▶ [PROMPT] Which of the lines below contain the string "mRNA"? Pull each one out of the data.

▶ [DATA FOR ANALYSIS]
== == ==
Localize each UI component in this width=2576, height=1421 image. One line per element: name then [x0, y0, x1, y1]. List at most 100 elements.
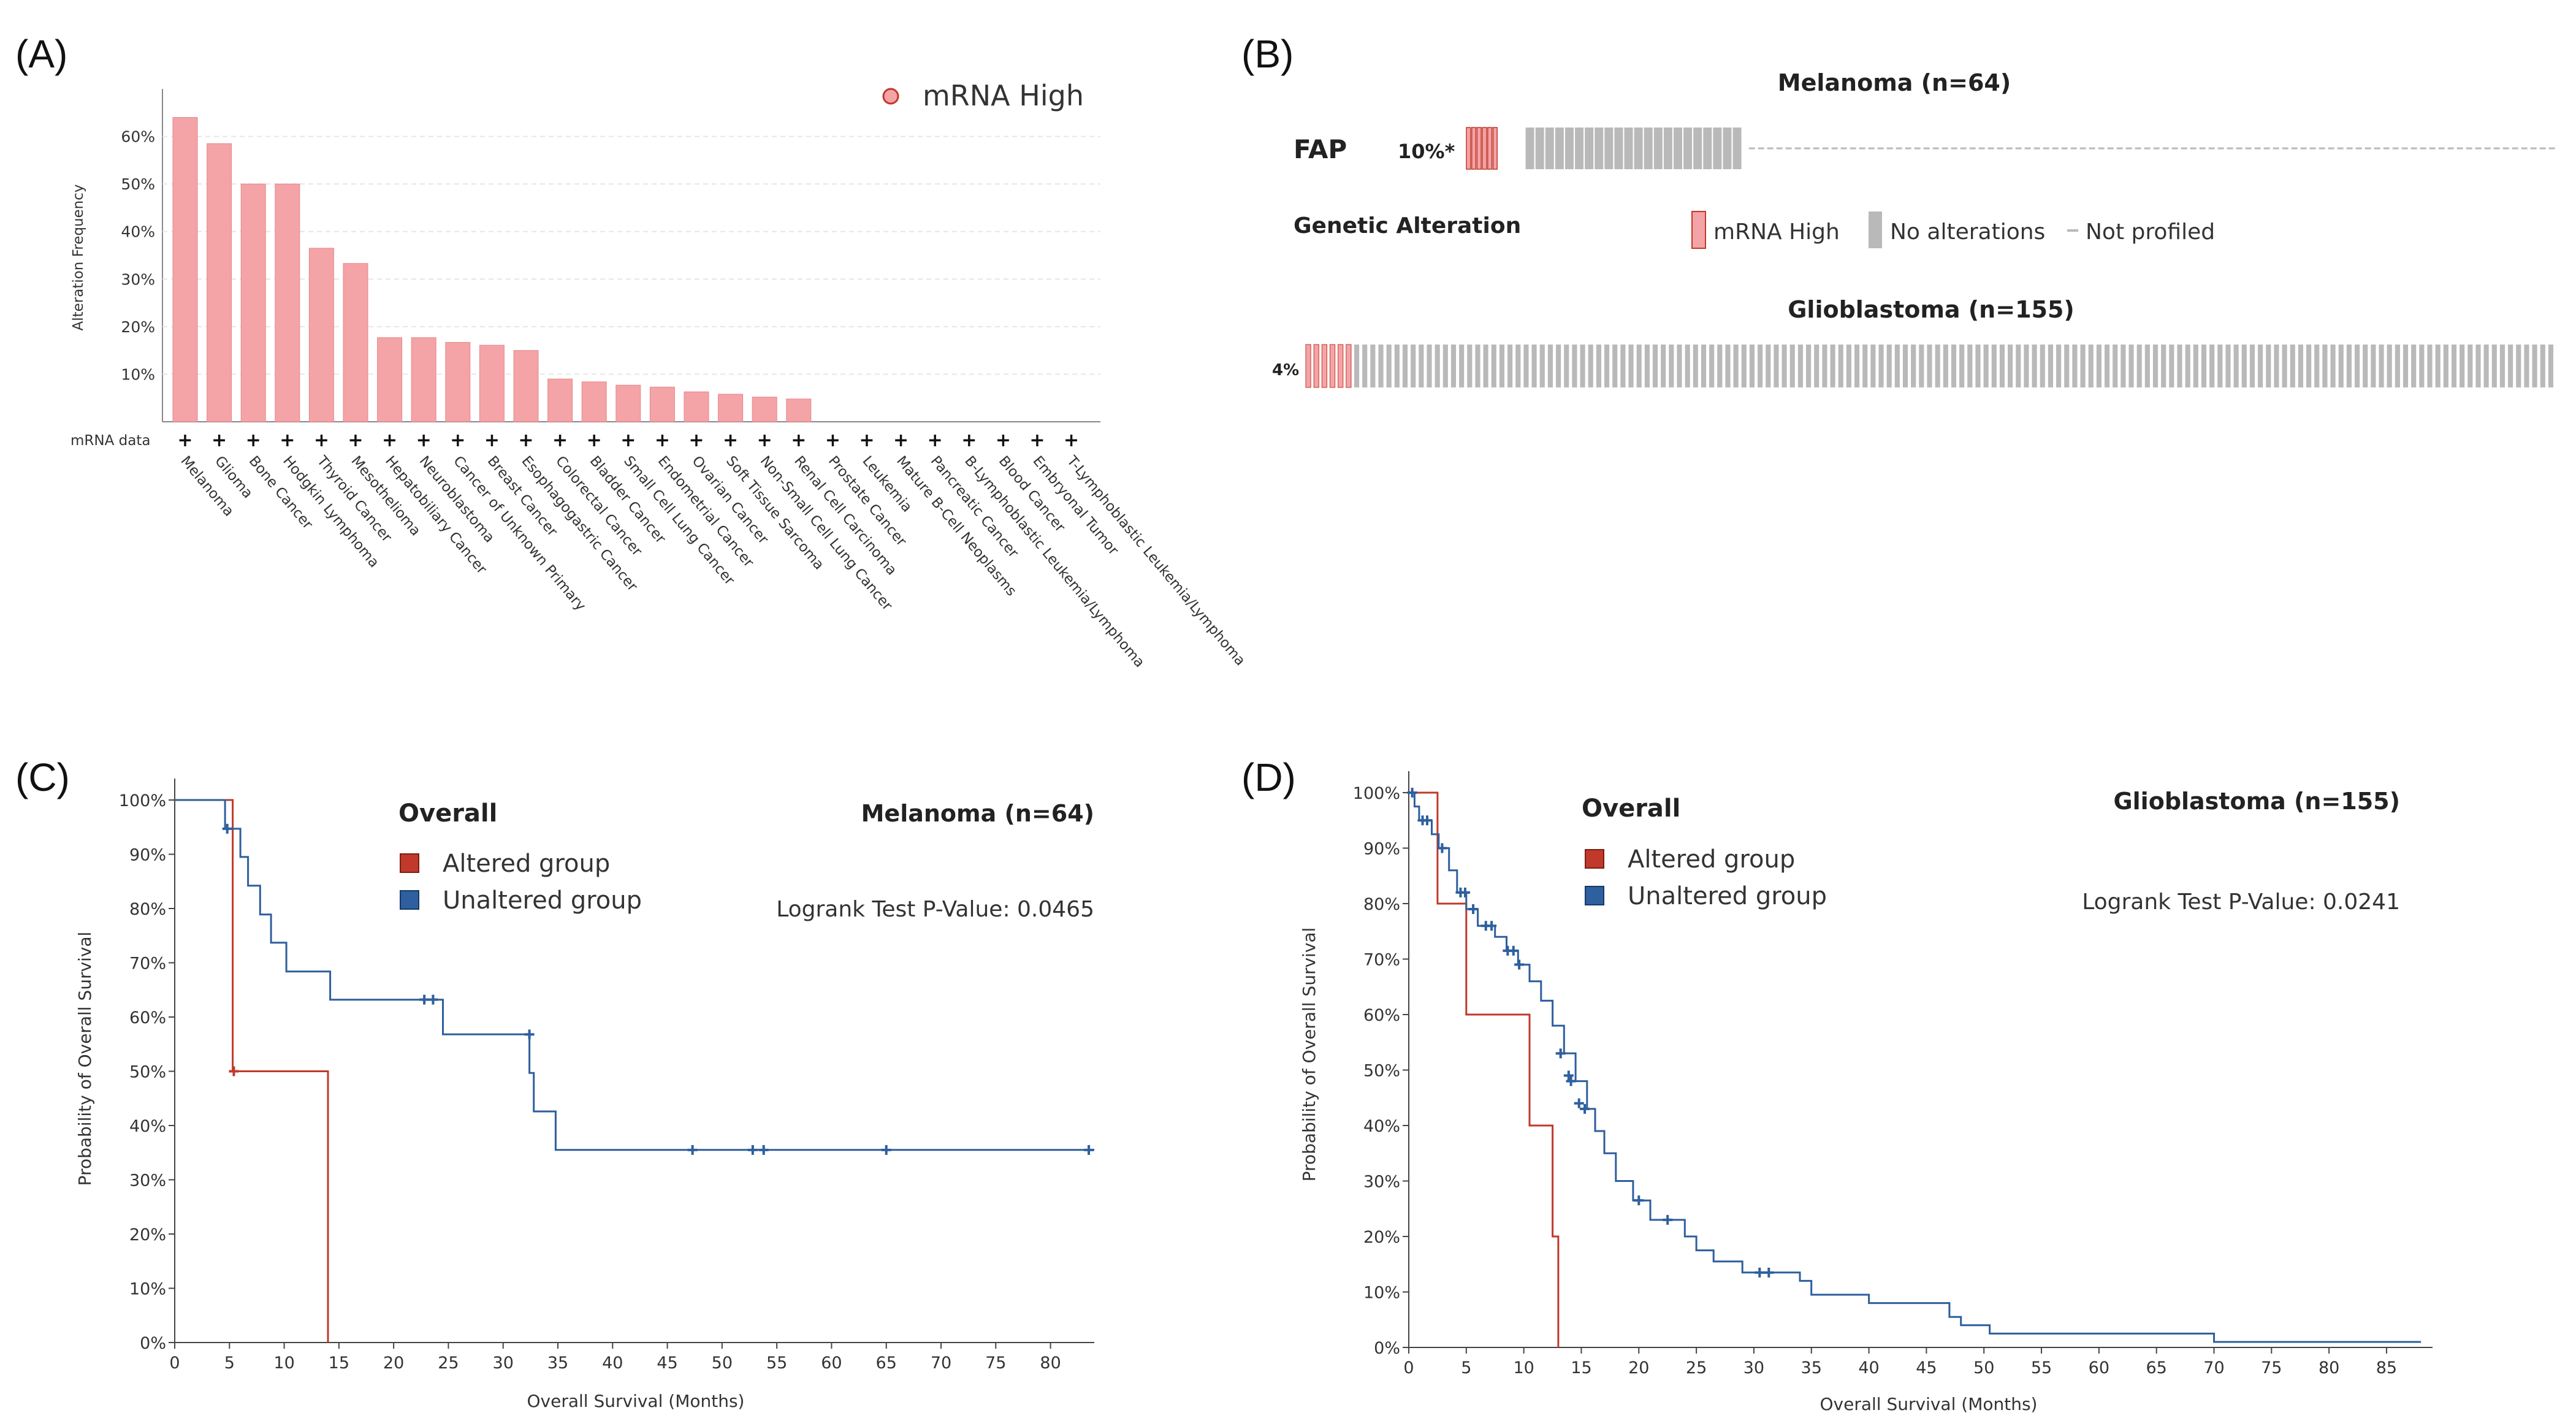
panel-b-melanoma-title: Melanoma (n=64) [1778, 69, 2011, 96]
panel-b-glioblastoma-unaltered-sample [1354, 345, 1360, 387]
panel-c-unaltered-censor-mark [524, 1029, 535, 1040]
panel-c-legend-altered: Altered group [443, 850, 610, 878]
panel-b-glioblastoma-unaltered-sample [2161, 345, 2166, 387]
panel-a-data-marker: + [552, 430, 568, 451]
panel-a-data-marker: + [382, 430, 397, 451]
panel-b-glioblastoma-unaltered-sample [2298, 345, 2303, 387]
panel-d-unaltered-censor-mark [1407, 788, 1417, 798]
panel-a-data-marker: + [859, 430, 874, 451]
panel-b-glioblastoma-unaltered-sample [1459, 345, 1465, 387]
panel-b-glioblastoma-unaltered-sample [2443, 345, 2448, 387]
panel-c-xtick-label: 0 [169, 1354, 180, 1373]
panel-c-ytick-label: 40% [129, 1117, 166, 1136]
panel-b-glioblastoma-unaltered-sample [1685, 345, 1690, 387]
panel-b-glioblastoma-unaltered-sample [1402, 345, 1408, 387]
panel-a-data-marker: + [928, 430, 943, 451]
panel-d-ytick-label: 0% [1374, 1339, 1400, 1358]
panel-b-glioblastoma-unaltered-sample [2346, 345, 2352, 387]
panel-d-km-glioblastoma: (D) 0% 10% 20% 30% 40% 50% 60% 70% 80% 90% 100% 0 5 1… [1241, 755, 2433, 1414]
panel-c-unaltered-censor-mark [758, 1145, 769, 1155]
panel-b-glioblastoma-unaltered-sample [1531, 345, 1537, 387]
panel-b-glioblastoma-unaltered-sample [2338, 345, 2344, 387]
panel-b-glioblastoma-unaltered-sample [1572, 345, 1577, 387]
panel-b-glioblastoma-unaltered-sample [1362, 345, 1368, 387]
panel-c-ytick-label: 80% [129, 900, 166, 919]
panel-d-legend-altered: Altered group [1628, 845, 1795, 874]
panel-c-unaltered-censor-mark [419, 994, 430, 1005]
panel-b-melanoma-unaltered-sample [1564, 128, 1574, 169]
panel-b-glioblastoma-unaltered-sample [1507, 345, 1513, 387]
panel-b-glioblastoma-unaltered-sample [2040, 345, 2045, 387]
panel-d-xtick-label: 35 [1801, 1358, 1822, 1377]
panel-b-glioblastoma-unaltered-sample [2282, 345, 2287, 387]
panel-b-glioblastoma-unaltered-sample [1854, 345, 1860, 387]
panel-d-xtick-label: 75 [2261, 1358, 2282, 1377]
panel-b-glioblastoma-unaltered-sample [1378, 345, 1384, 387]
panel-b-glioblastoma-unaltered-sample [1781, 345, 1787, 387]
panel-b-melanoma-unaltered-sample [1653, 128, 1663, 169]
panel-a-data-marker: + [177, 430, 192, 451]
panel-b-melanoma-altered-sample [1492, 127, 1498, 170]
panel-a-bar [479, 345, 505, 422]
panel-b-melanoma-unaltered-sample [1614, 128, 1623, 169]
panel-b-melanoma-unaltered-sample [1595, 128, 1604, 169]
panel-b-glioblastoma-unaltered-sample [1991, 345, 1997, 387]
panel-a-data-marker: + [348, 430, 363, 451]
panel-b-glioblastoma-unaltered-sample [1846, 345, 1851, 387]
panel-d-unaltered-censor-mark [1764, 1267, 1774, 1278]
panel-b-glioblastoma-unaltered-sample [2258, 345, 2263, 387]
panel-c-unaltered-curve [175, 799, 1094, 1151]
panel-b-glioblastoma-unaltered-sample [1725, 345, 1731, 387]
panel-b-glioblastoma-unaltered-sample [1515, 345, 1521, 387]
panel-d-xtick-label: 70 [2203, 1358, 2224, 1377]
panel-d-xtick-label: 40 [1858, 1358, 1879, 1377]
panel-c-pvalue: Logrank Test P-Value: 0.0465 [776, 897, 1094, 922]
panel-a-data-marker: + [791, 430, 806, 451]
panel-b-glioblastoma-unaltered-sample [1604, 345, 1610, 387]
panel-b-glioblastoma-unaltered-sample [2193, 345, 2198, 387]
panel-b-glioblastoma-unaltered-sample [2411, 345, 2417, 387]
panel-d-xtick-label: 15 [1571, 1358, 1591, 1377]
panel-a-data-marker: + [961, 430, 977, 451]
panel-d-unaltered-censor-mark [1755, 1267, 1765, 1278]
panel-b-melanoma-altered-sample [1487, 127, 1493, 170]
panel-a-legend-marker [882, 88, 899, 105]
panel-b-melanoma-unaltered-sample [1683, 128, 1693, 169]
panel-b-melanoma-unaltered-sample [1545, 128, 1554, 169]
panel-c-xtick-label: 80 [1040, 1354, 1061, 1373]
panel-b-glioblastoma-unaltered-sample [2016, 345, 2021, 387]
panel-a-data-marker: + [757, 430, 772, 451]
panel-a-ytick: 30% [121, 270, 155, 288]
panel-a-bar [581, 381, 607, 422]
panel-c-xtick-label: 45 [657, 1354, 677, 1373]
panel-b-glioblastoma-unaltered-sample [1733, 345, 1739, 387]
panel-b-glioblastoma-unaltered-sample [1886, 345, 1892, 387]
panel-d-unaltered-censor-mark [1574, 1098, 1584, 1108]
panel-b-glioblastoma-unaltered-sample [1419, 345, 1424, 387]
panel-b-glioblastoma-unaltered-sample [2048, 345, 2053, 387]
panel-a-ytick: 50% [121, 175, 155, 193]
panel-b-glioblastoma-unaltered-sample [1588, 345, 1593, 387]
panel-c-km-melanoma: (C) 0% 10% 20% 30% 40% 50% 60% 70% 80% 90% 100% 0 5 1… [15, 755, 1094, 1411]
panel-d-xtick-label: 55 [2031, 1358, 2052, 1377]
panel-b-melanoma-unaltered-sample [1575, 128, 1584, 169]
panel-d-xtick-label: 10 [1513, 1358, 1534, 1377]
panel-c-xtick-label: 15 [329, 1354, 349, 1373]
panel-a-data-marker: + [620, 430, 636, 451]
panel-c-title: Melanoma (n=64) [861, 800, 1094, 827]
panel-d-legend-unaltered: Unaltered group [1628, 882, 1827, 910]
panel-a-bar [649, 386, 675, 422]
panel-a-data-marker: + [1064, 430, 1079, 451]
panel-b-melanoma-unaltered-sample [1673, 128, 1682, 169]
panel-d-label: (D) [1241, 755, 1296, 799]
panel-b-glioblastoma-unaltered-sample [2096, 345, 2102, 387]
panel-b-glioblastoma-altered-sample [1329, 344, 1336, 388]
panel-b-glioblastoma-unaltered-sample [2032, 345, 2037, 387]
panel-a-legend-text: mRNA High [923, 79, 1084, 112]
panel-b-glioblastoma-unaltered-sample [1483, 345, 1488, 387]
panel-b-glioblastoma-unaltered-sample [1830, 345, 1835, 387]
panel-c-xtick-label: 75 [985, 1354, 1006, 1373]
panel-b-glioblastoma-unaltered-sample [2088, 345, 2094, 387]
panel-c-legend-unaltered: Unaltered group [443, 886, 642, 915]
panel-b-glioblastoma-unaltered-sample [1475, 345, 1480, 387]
== == ==
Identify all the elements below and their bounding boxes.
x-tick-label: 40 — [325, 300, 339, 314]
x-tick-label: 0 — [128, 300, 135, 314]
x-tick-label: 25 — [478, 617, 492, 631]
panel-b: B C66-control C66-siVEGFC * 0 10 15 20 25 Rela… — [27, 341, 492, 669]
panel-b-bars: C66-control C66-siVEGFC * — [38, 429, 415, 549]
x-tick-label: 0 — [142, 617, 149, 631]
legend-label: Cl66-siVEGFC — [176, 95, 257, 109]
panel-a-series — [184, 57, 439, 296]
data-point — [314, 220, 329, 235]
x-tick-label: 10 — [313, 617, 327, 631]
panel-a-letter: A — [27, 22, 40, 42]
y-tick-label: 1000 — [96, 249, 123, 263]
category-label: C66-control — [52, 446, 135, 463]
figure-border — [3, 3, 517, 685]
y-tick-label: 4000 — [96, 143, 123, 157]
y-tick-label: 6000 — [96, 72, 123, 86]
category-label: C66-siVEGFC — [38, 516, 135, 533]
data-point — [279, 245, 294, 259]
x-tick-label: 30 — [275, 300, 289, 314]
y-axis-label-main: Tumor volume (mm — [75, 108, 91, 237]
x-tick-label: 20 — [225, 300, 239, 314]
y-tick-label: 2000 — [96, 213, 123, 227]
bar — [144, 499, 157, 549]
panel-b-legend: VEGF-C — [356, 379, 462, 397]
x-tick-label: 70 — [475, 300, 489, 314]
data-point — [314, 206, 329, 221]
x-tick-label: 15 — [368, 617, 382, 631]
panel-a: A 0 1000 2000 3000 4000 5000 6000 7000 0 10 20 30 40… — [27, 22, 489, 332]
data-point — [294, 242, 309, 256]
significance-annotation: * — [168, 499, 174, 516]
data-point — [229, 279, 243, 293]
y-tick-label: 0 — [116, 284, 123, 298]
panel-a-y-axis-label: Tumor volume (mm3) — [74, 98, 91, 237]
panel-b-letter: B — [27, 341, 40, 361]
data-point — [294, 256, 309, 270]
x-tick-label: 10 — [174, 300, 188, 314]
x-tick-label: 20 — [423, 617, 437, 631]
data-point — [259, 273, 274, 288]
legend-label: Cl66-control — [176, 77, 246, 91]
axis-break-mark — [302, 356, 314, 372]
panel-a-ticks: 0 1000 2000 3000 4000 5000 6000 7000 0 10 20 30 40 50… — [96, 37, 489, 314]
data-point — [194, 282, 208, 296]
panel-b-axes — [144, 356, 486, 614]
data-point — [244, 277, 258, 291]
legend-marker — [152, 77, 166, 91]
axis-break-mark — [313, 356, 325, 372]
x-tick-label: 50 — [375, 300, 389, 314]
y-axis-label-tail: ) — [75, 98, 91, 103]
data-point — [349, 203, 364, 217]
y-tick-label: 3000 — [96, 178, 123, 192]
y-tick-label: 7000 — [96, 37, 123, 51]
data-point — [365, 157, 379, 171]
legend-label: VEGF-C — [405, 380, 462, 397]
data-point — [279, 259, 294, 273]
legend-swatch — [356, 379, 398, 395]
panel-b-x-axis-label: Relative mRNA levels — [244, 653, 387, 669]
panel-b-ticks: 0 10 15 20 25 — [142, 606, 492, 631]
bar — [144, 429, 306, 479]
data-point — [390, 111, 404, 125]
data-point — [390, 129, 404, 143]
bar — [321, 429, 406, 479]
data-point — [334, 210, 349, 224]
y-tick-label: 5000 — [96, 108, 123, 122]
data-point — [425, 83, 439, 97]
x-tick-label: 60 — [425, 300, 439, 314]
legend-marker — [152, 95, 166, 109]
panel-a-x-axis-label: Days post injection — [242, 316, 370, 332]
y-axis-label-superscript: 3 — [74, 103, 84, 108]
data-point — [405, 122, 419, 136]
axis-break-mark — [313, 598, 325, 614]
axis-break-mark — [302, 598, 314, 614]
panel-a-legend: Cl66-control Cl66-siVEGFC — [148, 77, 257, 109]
== == ==
▶ [FINAL ANSWER]
panel-a-legend-text: mRNA High [923, 79, 1084, 112]
panel-b-x-axis-label: Relative mRNA levels — [244, 653, 387, 669]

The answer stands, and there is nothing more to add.